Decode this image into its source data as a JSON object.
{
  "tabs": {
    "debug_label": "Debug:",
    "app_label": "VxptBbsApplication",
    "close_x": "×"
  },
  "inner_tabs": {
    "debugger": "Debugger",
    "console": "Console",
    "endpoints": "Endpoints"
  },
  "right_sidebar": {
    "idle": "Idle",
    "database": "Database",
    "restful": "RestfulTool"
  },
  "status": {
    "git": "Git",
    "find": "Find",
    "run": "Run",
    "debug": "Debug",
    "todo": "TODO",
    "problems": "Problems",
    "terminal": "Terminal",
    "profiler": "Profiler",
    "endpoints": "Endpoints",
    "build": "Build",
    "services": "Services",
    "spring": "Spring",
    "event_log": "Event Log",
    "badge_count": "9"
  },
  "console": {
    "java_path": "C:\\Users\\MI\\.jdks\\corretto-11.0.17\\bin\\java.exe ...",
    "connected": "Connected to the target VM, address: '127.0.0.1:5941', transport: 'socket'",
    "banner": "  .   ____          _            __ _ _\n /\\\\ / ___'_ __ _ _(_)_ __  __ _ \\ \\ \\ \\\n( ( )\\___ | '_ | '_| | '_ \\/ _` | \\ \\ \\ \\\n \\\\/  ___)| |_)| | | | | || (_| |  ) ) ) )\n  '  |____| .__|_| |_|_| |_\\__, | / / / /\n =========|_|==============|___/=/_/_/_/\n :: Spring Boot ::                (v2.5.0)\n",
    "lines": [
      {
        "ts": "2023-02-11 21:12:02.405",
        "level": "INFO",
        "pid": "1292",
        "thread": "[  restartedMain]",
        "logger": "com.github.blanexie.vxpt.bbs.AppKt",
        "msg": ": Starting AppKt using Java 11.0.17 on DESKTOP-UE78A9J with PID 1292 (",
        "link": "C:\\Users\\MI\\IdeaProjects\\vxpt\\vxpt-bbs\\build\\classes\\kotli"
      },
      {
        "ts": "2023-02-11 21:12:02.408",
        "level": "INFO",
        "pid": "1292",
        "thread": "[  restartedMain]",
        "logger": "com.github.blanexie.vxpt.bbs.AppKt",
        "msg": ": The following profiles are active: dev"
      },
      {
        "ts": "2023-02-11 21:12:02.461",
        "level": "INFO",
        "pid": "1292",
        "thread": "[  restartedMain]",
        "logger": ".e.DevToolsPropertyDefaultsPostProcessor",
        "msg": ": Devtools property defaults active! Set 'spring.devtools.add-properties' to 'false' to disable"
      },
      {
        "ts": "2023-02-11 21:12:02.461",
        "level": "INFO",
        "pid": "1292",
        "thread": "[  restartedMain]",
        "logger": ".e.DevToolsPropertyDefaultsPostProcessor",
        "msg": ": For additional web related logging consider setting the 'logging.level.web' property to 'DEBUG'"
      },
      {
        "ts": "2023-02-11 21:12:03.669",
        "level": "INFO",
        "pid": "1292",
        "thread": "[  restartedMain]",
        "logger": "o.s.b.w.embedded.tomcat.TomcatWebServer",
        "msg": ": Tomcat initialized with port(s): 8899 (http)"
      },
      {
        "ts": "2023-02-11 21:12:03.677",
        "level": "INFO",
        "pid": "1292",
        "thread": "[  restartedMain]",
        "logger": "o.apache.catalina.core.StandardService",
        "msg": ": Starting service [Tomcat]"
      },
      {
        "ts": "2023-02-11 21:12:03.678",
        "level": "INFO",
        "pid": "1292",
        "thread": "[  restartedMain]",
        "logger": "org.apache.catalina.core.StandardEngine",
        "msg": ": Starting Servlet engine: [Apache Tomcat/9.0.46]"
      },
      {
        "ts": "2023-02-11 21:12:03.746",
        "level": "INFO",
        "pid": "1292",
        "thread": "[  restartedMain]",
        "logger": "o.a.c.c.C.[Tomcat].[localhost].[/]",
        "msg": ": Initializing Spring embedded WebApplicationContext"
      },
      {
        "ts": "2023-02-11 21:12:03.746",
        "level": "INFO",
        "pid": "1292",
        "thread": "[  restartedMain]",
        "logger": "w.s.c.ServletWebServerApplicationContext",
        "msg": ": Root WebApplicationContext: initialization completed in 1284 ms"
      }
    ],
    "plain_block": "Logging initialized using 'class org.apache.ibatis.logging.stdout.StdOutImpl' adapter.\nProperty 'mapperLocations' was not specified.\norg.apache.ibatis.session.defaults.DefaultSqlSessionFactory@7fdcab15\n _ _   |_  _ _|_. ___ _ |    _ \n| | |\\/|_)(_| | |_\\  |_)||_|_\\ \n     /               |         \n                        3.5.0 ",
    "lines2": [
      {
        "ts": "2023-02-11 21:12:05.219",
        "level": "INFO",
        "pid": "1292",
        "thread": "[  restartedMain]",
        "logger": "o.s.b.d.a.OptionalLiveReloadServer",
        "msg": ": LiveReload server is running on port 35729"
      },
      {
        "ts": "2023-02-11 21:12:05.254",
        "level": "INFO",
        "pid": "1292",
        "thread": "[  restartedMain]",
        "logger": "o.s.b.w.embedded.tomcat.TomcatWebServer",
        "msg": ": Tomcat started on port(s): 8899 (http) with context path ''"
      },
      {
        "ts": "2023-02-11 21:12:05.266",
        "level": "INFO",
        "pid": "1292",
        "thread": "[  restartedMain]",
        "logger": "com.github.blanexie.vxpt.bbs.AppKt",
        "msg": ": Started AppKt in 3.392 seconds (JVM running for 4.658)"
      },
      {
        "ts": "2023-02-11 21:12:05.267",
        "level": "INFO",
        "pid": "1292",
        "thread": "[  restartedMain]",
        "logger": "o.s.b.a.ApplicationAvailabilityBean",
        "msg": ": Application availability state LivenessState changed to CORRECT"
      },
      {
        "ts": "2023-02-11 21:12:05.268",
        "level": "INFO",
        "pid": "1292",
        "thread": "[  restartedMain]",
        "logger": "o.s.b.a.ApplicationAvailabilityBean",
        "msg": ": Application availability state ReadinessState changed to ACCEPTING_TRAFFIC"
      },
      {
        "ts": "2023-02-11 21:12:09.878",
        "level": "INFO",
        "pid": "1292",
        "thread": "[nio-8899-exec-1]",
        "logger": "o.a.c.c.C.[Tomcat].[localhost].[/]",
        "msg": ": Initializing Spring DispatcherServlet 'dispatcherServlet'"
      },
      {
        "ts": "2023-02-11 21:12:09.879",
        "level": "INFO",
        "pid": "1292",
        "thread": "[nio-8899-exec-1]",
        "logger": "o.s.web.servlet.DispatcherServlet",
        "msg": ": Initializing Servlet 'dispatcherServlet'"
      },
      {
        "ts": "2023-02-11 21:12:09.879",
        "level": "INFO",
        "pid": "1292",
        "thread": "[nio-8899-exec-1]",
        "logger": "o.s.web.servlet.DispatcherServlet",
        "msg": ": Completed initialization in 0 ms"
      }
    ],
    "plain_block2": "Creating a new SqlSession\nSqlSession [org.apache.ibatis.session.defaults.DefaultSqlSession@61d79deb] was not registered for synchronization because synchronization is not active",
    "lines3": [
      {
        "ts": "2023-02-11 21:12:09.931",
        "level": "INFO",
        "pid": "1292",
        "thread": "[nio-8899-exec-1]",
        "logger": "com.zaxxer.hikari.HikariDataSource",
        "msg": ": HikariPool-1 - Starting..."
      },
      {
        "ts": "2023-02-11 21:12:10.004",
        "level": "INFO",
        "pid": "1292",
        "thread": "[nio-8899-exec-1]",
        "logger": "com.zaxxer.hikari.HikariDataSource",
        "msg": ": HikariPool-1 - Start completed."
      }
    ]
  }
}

#### What you need to do:
Going through the records above, state how many lines carry "Initializing", with no other text.

#### Reply:
3